• WORK TO COMPLETE
Every record must be repeated exactly, with no omission.

• MATERIAL SHOWN
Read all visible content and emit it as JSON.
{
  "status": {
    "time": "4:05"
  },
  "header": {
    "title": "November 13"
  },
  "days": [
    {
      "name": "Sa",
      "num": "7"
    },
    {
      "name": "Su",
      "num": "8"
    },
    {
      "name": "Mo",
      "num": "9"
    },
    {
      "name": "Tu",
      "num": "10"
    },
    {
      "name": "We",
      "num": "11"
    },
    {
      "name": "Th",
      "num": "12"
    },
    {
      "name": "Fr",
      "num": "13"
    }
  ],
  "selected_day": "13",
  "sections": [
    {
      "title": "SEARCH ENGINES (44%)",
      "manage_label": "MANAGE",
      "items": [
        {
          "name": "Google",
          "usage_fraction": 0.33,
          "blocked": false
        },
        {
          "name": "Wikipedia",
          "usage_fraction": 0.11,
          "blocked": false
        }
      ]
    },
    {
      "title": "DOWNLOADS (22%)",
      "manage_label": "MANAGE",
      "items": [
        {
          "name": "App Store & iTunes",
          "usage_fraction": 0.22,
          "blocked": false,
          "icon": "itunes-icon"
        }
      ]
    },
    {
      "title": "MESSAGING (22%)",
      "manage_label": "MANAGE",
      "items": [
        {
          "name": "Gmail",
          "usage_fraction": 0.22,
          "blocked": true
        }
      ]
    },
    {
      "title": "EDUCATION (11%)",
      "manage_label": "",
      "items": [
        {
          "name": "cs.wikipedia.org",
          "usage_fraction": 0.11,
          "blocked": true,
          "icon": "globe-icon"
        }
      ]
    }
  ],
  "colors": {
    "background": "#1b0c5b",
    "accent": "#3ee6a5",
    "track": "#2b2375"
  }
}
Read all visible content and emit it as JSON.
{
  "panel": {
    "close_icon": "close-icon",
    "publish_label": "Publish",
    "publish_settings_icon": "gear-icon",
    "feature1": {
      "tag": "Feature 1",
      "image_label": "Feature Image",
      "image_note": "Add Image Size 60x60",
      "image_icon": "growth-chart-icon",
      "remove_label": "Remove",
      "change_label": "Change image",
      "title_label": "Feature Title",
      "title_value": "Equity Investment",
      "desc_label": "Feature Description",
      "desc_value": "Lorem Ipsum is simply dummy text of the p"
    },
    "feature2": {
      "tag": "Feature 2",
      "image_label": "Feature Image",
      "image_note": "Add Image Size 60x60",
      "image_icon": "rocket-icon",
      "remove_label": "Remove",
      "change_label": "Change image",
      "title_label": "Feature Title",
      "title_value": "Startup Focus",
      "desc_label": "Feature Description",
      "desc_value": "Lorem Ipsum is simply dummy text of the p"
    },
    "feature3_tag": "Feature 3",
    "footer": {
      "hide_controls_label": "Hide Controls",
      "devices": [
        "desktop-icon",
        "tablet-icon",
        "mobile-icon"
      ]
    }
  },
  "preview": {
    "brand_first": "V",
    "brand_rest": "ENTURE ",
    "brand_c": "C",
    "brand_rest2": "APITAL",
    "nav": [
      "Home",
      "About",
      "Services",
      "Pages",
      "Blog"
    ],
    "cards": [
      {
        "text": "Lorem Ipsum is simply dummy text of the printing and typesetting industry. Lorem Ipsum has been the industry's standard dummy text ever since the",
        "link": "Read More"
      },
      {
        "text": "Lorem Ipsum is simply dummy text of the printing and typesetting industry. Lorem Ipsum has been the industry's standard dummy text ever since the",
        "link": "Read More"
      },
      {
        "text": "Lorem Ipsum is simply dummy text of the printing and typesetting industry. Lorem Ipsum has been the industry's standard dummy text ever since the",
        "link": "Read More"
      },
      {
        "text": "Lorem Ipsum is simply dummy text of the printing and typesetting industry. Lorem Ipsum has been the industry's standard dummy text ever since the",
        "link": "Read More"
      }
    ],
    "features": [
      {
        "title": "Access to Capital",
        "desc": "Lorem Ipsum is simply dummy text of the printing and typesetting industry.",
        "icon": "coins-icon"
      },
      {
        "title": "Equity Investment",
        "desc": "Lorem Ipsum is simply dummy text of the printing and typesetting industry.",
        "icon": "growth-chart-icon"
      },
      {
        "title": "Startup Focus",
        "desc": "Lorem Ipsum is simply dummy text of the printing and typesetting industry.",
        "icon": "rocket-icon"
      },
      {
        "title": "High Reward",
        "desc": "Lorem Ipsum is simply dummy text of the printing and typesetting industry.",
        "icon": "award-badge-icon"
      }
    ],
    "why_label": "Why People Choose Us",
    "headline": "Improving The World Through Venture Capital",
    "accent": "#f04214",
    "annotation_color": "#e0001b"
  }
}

• SOLUTION TO THIS PROBLEM
Read all visible content and emit it as JSON.
{
  "status": {
    "time": "4:05"
  },
  "header": {
    "title": "November 13"
  },
  "days": [
    {
      "name": "Sa",
      "num": "7"
    },
    {
      "name": "Su",
      "num": "8"
    },
    {
      "name": "Mo",
      "num": "9"
    },
    {
      "name": "Tu",
      "num": "10"
    },
    {
      "name": "We",
      "num": "11"
    },
    {
      "name": "Th",
      "num": "12"
    },
    {
      "name": "Fr",
      "num": "13"
    }
  ],
  "selected_day": "13",
  "sections": [
    {
      "title": "SEARCH ENGINES (44%)",
      "manage_label": "MANAGE",
      "items": [
        {
          "name": "Google",
          "usage_fraction": 0.33,
          "blocked": false
        },
        {
          "name": "Wikipedia",
          "usage_fraction": 0.11,
          "blocked": false
        }
      ]
    },
    {
      "title": "DOWNLOADS (22%)",
      "manage_label": "MANAGE",
      "items": [
        {
          "name": "App Store & iTunes",
          "usage_fraction": 0.22,
          "blocked": false,
          "icon": "itunes-icon"
        }
      ]
    },
    {
      "title": "MESSAGING (22%)",
      "manage_label": "MANAGE",
      "items": [
        {
          "name": "Gmail",
          "usage_fraction": 0.22,
          "blocked": true
        }
      ]
    },
    {
      "title": "EDUCATION (11%)",
      "manage_label": "",
      "items": [
        {
          "name": "cs.wikipedia.org",
          "usage_fraction": 0.11,
          "blocked": true,
          "icon": "globe-icon"
        }
      ]
    }
  ],
  "colors": {
    "background": "#1b0c5b",
    "accent": "#3ee6a5",
    "track": "#2b2375"
  }
}
Read all visible content and emit it as JSON.
{
  "panel": {
    "close_icon": "close-icon",
    "publish_label": "Publish",
    "publish_settings_icon": "gear-icon",
    "feature1": {
      "tag": "Feature 1",
      "image_label": "Feature Image",
      "image_note": "Add Image Size 60x60",
      "image_icon": "growth-chart-icon",
      "remove_label": "Remove",
      "change_label": "Change image",
      "title_label": "Feature Title",
      "title_value": "Equity Investment",
      "desc_label": "Feature Description",
      "desc_value": "Lorem Ipsum is simply dummy text of the p"
    },
    "feature2": {
      "tag": "Feature 2",
      "image_label": "Feature Image",
      "image_note": "Add Image Size 60x60",
      "image_icon": "rocket-icon",
      "remove_label": "Remove",
      "change_label": "Change image",
      "title_label": "Feature Title",
      "title_value": "Startup Focus",
      "desc_label": "Feature Description",
      "desc_value": "Lorem Ipsum is simply dummy text of the p"
    },
    "feature3_tag": "Feature 3",
    "footer": {
      "hide_controls_label": "Hide Controls",
      "devices": [
        "desktop-icon",
        "tablet-icon",
        "mobile-icon"
      ]
    }
  },
  "preview": {
    "brand_first": "V",
    "brand_rest": "ENTURE ",
    "brand_c": "C",
    "brand_rest2": "APITAL",
    "nav": [
      "Home",
      "About",
      "Services",
      "Pages",
      "Blog"
    ],
    "cards": [
      {
        "text": "Lorem Ipsum is simply dummy text of the printing and typesetting industry. Lorem Ipsum has been the industry's standard dummy text ever since the",
        "link": "Read More"
      },
      {
        "text": "Lorem Ipsum is simply dummy text of the printing and typesetting industry. Lorem Ipsum has been the industry's standard dummy text ever since the",
        "link": "Read More"
      },
      {
        "text": "Lorem Ipsum is simply dummy text of the printing and typesetting industry. Lorem Ipsum has been the industry's standard dummy text ever since the",
        "link": "Read More"
      },
      {
        "text": "Lorem Ipsum is simply dummy text of the printing and typesetting industry. Lorem Ipsum has been the industry's standard dummy text ever since the",
        "link": "Read More"
      }
    ],
    "features": [
      {
        "title": "Access to Capital",
        "desc": "Lorem Ipsum is simply dummy text of the printing and typesetting industry.",
        "icon": "coins-icon"
      },
      {
        "title": "Equity Investment",
        "desc": "Lorem Ipsum is simply dummy text of the printing and typesetting industry.",
        "icon": "growth-chart-icon"
      },
      {
        "title": "Startup Focus",
        "desc": "Lorem Ipsum is simply dummy text of the printing and typesetting industry.",
        "icon": "rocket-icon"
      },
      {
        "title": "High Reward",
        "desc": "Lorem Ipsum is simply dummy text of the printing and typesetting industry.",
        "icon": "award-badge-icon"
      }
    ],
    "why_label": "Why People Choose Us",
    "headline": "Improving The World Through Venture Capital",
    "accent": "#f04214",
    "annotation_color": "#e0001b"
  }
}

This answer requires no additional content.